## Problem to solve
Copy every line in the records below that contains the word "площадью".

## Data for processing
• • • • •

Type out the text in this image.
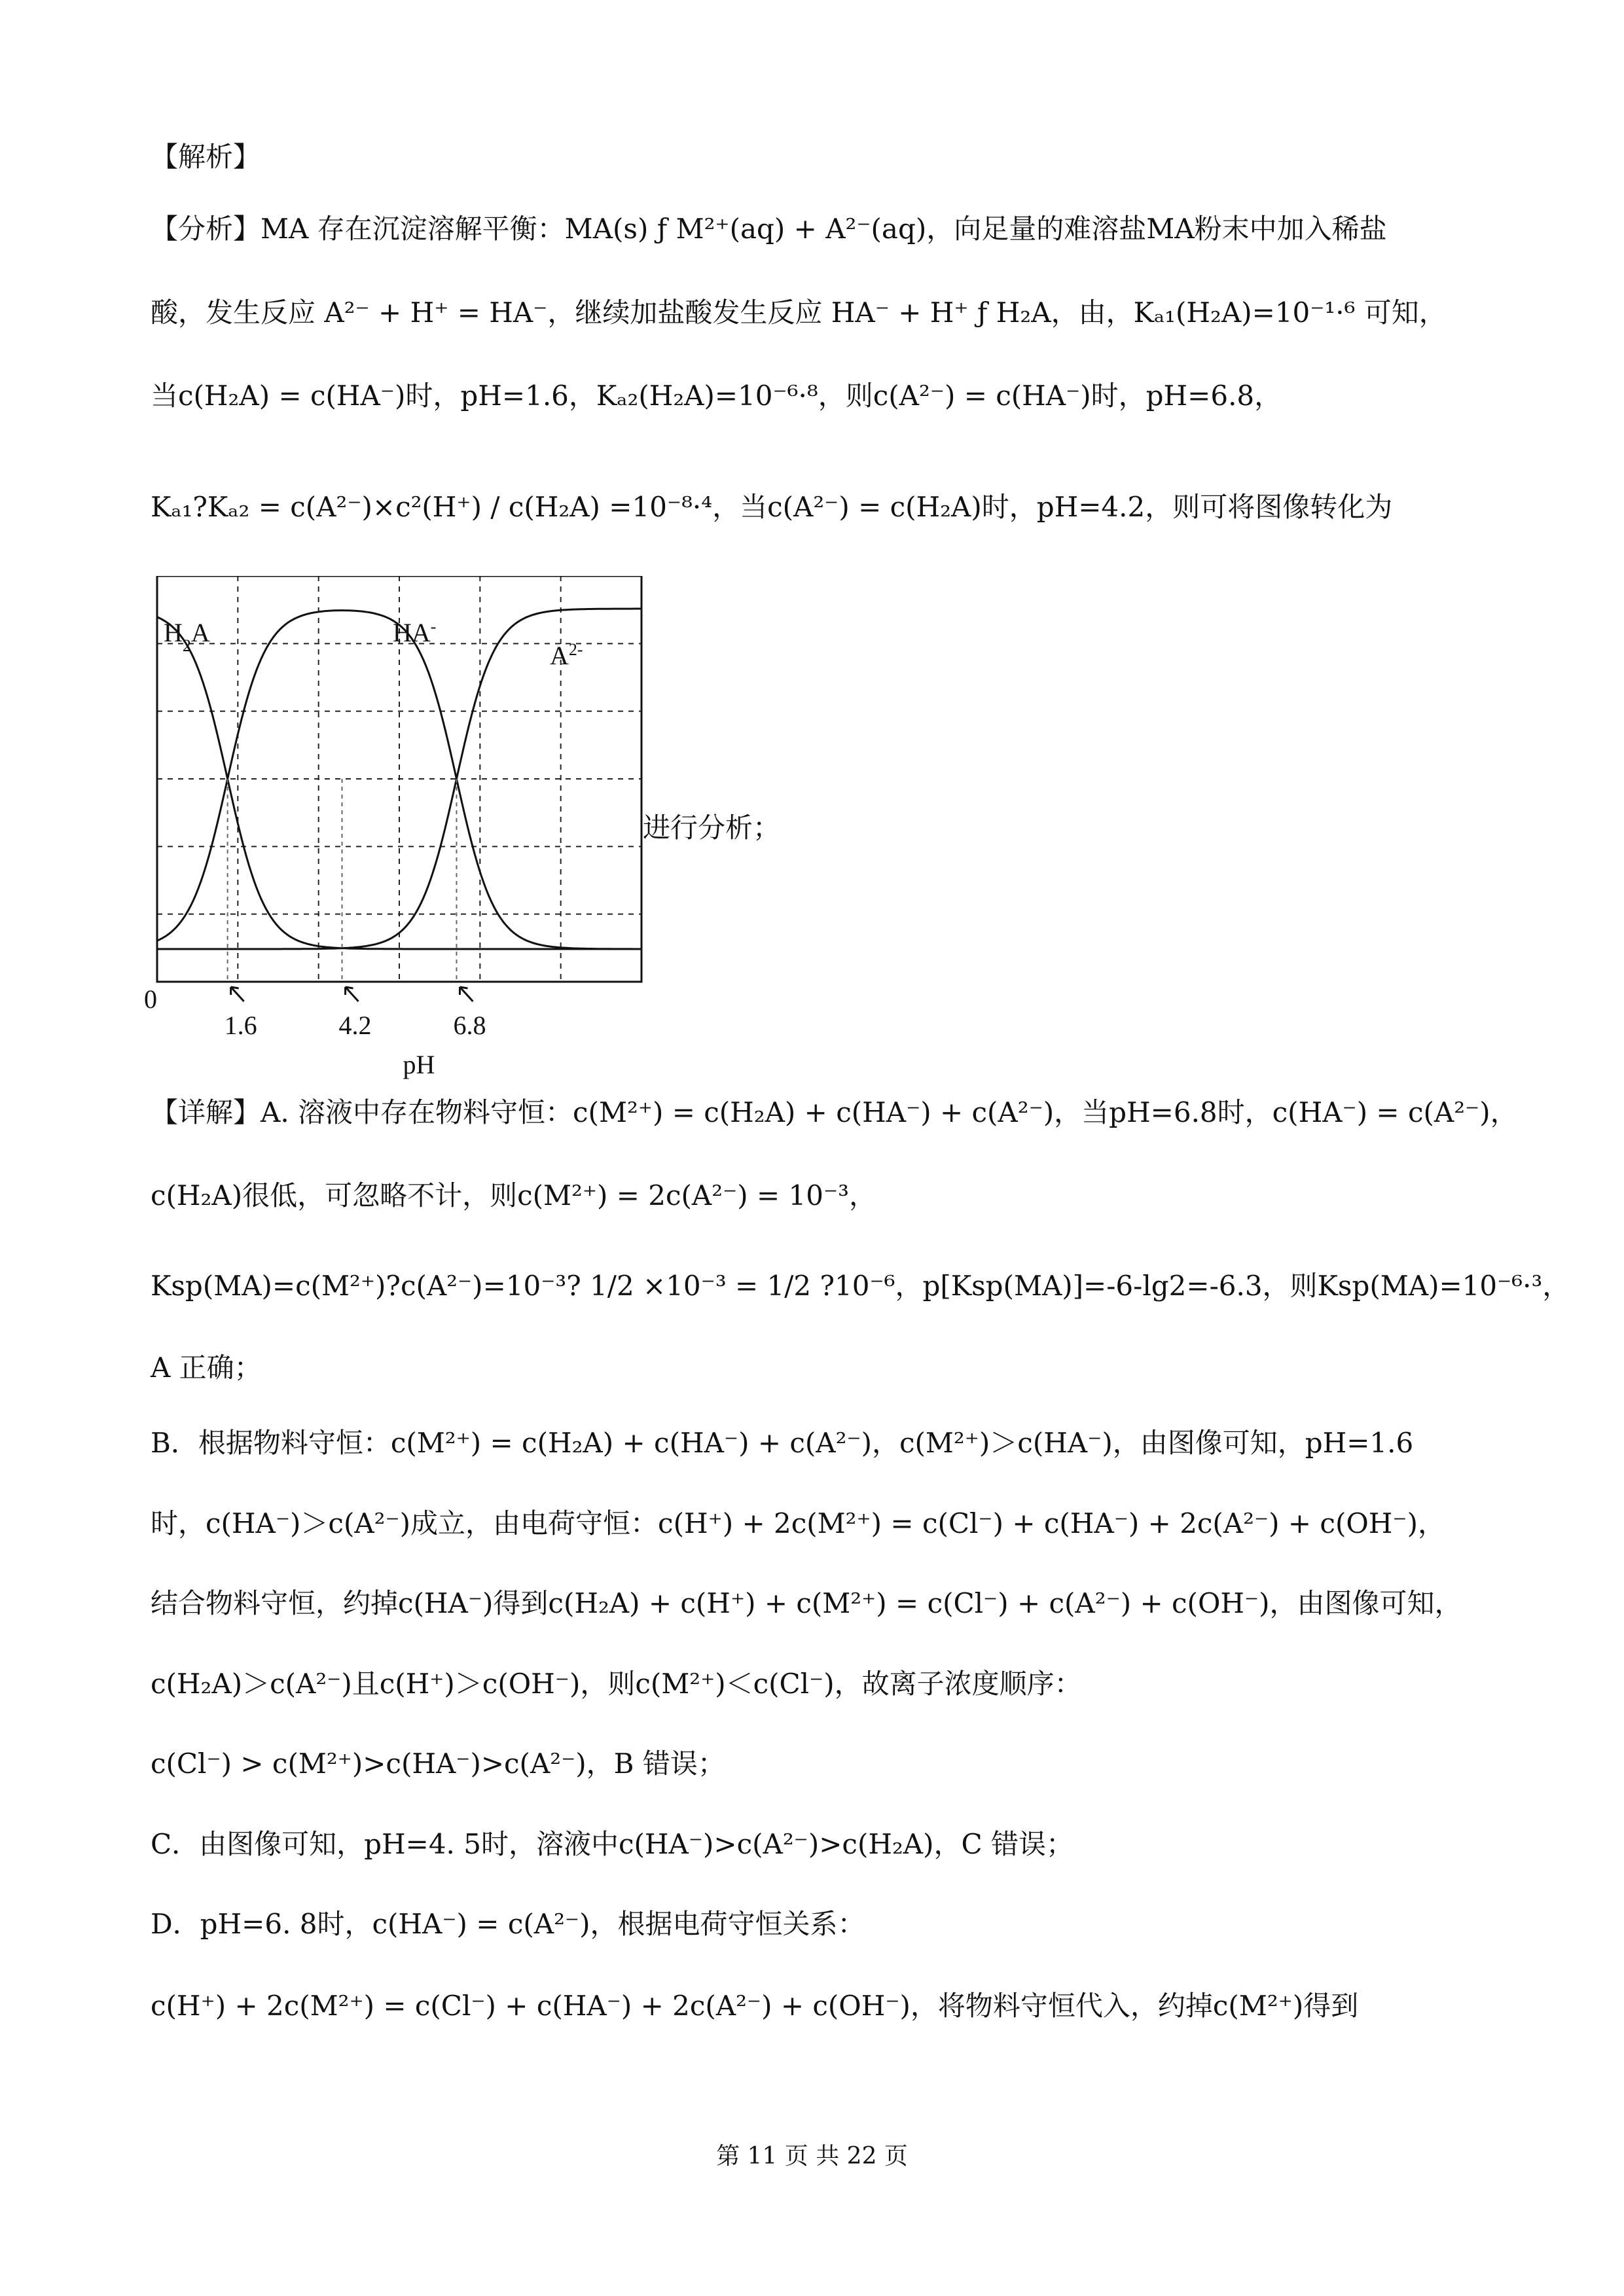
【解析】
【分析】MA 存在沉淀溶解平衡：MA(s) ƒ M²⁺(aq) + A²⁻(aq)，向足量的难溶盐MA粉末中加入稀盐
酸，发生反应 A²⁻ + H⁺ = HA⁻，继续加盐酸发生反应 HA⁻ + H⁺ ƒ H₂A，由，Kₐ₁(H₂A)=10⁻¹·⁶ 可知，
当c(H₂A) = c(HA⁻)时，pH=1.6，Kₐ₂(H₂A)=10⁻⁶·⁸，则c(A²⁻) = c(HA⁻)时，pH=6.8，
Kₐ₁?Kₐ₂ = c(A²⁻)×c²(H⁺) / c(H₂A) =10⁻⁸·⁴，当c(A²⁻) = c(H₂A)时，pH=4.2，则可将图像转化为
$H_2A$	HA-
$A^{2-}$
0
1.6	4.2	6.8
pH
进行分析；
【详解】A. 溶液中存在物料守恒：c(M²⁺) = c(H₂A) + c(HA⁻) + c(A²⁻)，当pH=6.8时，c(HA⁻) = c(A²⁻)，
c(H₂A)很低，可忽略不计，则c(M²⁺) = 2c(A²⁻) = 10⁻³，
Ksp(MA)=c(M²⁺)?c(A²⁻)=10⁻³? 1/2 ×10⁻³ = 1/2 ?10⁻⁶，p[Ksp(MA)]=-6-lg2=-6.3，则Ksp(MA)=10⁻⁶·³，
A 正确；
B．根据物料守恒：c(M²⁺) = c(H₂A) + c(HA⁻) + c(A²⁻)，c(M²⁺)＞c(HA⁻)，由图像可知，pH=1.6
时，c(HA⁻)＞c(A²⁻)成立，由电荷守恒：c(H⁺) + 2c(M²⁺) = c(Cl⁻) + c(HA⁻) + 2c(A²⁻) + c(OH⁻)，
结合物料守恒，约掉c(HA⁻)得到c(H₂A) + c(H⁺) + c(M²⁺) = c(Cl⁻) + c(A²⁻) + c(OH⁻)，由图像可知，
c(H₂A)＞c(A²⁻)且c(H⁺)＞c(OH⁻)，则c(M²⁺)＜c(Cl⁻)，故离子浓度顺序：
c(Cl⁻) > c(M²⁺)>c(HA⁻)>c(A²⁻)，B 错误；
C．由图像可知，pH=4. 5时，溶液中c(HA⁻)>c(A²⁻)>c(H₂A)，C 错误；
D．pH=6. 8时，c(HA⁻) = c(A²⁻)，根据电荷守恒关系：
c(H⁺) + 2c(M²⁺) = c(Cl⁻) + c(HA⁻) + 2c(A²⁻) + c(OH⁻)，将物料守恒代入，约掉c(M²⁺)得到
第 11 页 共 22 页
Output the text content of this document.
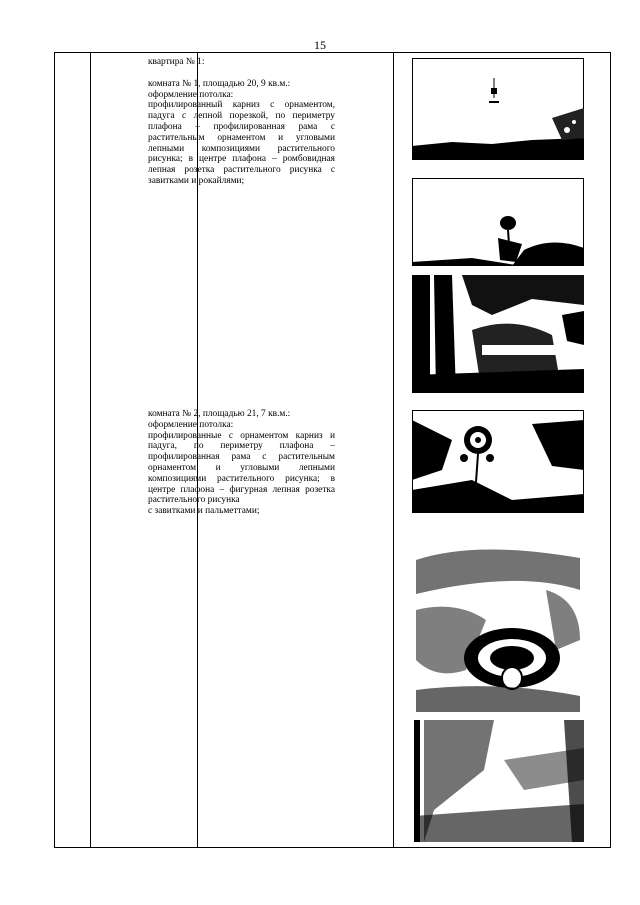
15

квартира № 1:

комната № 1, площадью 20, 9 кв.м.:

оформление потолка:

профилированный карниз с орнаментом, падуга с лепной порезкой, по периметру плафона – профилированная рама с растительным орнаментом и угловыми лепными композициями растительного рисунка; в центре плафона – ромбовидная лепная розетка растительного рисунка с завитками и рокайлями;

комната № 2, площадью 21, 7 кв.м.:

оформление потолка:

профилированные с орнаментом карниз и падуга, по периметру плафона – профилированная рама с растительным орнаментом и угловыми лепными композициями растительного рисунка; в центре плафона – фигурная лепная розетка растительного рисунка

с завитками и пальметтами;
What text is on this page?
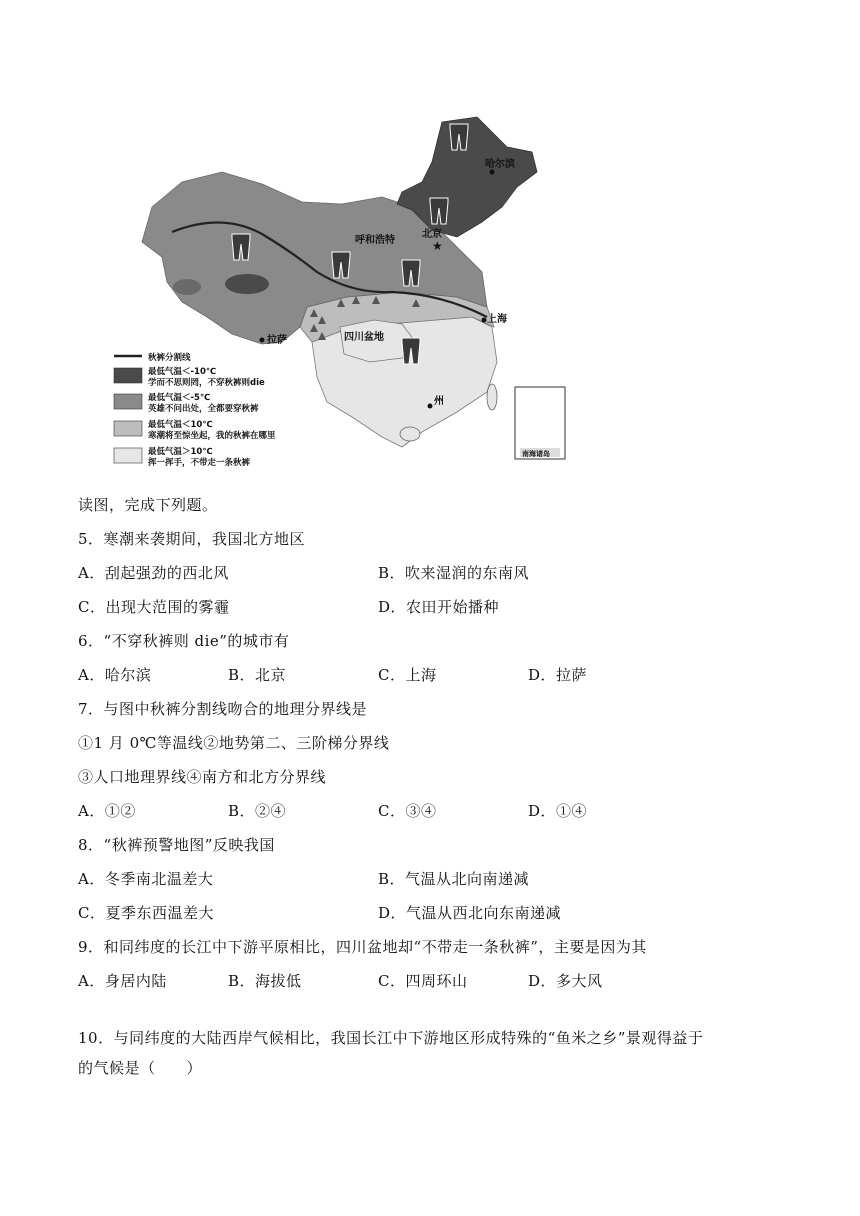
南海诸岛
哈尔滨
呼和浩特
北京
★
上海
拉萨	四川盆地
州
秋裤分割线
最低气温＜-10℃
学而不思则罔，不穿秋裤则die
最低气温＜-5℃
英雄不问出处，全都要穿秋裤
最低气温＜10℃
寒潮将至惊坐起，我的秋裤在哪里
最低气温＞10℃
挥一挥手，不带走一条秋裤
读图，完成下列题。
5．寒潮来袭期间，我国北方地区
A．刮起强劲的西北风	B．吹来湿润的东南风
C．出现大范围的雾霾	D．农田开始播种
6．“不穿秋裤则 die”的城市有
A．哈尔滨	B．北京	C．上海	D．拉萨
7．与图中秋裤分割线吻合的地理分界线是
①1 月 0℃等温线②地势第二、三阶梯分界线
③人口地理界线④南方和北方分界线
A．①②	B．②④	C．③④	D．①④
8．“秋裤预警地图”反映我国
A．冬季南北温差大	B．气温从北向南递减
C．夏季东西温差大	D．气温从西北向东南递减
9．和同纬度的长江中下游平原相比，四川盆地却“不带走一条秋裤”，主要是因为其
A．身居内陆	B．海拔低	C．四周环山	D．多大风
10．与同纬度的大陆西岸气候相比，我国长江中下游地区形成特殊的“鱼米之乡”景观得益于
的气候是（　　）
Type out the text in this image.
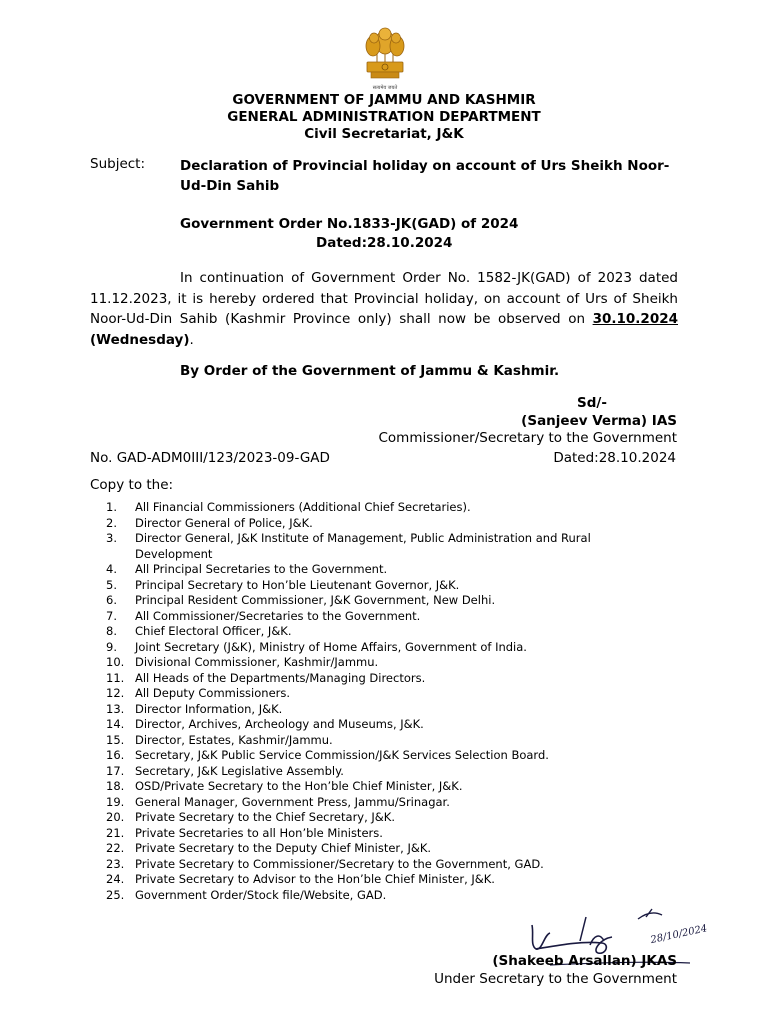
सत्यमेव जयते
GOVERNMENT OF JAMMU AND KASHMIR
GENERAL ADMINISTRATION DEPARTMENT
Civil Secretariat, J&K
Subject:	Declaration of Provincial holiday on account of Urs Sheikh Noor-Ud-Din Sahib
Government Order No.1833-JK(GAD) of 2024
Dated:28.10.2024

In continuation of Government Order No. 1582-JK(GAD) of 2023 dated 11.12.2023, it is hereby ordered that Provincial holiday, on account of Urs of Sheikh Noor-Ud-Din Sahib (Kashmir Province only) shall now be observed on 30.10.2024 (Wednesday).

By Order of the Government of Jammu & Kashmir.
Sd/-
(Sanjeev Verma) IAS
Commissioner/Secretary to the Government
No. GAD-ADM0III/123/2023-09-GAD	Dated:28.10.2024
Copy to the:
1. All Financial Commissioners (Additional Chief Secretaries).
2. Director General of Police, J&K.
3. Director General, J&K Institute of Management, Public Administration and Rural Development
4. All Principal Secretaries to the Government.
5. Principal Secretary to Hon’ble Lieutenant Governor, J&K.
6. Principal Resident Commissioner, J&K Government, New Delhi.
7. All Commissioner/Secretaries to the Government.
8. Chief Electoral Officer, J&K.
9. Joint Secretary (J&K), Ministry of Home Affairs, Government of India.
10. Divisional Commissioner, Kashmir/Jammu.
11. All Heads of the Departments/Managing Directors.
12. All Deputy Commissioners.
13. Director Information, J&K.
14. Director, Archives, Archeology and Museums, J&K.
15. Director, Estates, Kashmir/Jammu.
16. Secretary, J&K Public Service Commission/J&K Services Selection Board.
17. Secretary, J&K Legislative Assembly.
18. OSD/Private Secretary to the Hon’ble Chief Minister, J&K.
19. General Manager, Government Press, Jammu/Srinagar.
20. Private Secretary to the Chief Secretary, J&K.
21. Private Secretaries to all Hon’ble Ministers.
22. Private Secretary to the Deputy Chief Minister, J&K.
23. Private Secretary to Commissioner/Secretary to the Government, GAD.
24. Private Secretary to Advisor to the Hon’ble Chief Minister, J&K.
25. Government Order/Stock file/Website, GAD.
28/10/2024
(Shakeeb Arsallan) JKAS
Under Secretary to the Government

• • • • •

## The output
комната № 1, площадью 20, 9 кв.м.:
комната № 2, площадью 21, 7 кв.м.:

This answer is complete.